» **WHAT THE TASK ASKS**: Find the word "todo" in the material below and gather every line that contains it.

» **DATA IN THIS EXERCISE**:
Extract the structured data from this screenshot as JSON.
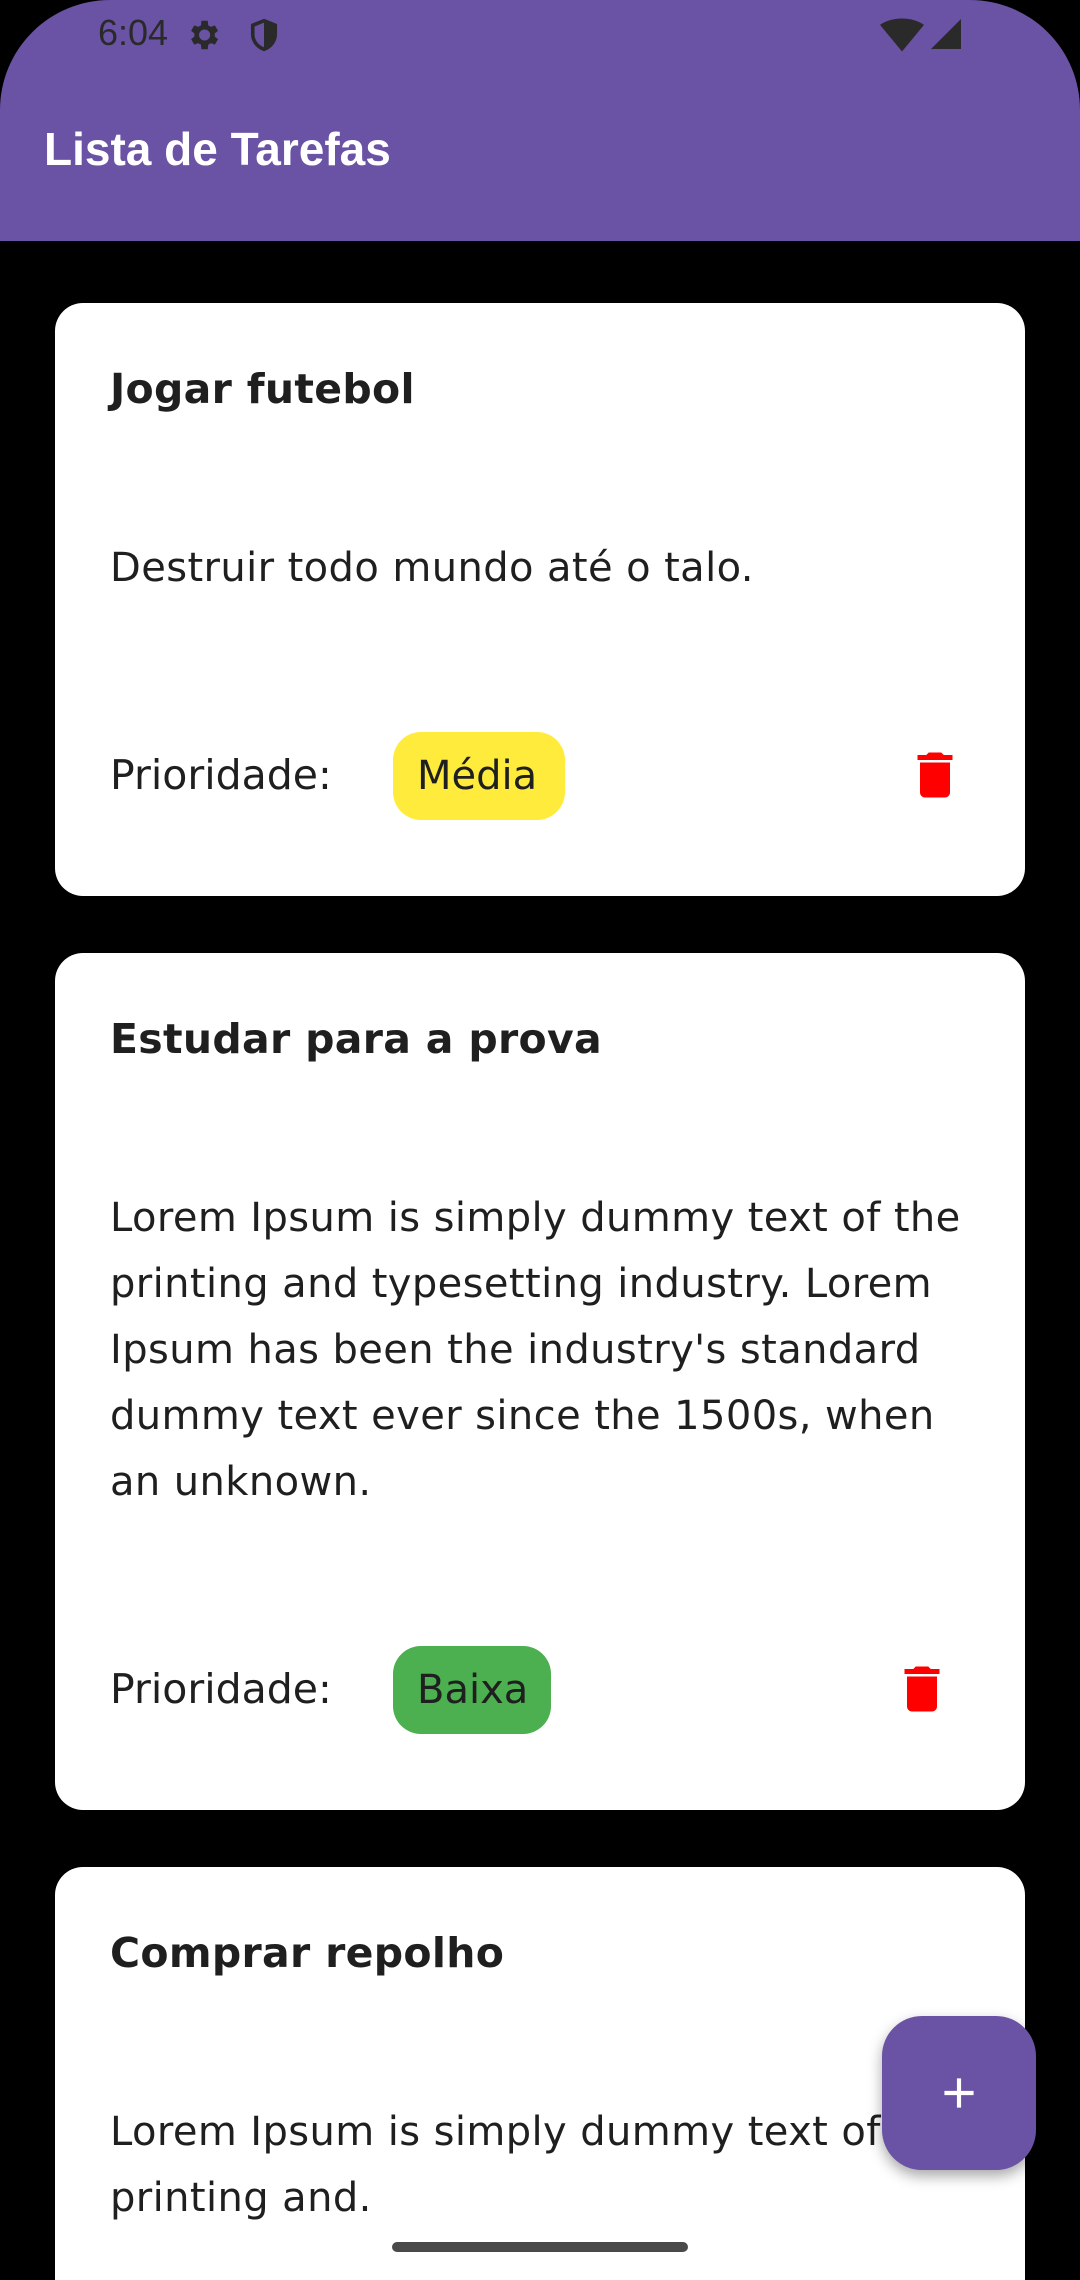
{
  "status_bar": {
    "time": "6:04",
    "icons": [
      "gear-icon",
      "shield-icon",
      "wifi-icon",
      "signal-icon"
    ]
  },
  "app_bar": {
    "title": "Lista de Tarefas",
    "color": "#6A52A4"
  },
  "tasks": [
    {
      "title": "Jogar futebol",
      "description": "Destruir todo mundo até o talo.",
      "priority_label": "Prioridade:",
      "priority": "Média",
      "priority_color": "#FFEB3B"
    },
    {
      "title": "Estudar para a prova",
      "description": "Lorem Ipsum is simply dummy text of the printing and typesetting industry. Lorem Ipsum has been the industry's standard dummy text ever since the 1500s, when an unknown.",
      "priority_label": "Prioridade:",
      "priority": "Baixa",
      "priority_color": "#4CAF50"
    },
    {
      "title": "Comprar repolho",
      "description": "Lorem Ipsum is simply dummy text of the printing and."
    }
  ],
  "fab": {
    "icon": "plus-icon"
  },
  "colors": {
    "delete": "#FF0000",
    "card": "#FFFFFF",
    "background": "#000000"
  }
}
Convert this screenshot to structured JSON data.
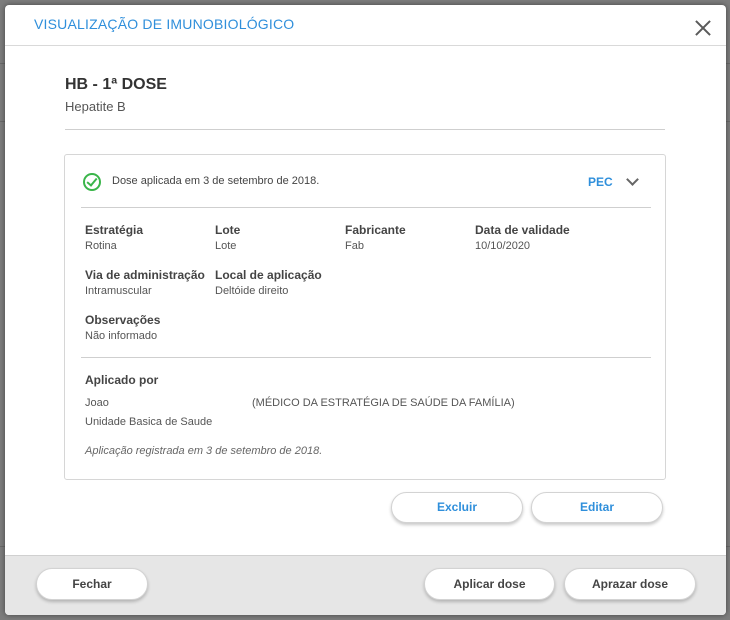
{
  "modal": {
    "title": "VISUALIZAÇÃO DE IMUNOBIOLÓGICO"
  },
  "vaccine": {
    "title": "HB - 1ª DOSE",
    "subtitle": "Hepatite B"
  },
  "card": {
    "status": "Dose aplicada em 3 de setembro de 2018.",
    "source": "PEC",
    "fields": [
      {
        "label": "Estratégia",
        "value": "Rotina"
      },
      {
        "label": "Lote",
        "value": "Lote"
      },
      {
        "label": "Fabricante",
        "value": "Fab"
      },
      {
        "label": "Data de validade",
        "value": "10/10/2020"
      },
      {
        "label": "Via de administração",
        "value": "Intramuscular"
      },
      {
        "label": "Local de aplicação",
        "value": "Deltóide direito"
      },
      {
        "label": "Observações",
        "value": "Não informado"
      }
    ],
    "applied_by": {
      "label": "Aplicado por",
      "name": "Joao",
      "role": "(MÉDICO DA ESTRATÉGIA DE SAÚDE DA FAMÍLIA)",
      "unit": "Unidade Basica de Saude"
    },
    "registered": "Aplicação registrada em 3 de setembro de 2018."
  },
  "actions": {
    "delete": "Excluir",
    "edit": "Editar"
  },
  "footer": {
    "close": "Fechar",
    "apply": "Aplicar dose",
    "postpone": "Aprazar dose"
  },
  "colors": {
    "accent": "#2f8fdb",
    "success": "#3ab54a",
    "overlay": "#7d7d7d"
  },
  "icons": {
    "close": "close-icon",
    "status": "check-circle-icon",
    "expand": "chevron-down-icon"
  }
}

---

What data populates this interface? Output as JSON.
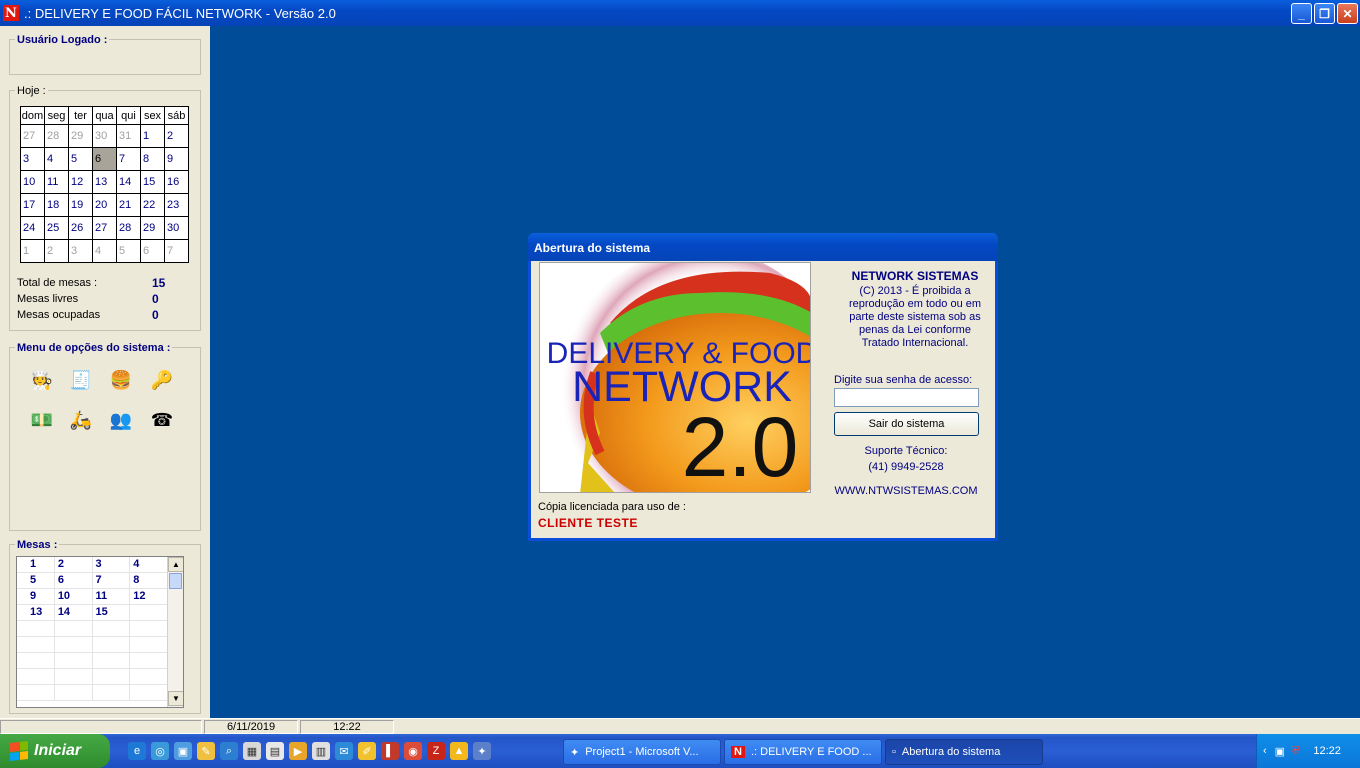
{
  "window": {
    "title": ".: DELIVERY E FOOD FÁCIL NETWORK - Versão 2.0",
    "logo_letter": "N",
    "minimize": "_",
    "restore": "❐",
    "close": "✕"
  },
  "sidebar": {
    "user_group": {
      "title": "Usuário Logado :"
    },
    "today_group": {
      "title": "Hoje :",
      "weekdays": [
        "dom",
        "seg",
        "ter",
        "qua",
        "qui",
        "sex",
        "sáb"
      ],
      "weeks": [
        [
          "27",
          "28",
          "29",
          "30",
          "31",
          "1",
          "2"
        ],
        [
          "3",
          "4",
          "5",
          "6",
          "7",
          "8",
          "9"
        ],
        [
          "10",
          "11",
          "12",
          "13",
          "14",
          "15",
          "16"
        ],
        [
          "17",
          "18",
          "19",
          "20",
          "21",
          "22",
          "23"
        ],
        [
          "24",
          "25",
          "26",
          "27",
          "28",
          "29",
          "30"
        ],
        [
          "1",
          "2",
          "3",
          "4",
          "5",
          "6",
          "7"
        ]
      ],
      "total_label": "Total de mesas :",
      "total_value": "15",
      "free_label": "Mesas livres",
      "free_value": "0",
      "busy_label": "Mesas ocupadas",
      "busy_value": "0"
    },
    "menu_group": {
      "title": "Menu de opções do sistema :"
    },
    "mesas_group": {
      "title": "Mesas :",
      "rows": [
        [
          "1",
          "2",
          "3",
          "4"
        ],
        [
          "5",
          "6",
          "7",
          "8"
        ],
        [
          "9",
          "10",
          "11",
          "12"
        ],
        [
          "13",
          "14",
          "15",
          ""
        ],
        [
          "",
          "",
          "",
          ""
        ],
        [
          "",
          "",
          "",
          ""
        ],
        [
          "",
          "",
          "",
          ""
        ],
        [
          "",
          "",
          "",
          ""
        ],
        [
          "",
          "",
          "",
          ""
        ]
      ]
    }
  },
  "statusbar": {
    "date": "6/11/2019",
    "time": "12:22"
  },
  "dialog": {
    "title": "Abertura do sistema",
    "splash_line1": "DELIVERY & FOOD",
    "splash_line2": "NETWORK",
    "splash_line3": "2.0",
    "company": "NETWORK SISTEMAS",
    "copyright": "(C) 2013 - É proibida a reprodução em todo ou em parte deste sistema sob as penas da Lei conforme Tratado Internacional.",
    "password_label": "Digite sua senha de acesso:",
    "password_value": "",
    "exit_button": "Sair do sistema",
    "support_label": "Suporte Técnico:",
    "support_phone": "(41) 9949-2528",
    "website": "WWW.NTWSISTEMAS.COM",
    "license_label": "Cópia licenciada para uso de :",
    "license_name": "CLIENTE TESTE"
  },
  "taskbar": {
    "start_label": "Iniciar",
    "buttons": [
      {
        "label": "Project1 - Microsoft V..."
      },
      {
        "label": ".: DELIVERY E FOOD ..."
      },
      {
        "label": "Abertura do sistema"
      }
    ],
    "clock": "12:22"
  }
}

» **RESULT OF THIS EXERCISE**:
      "description": "Destruir todo mundo até o talo.",
    "copyright": "(C) 2013 - É proibida a reprodução em todo ou em parte deste sistema sob as penas da Lei conforme Tratado Internacional.",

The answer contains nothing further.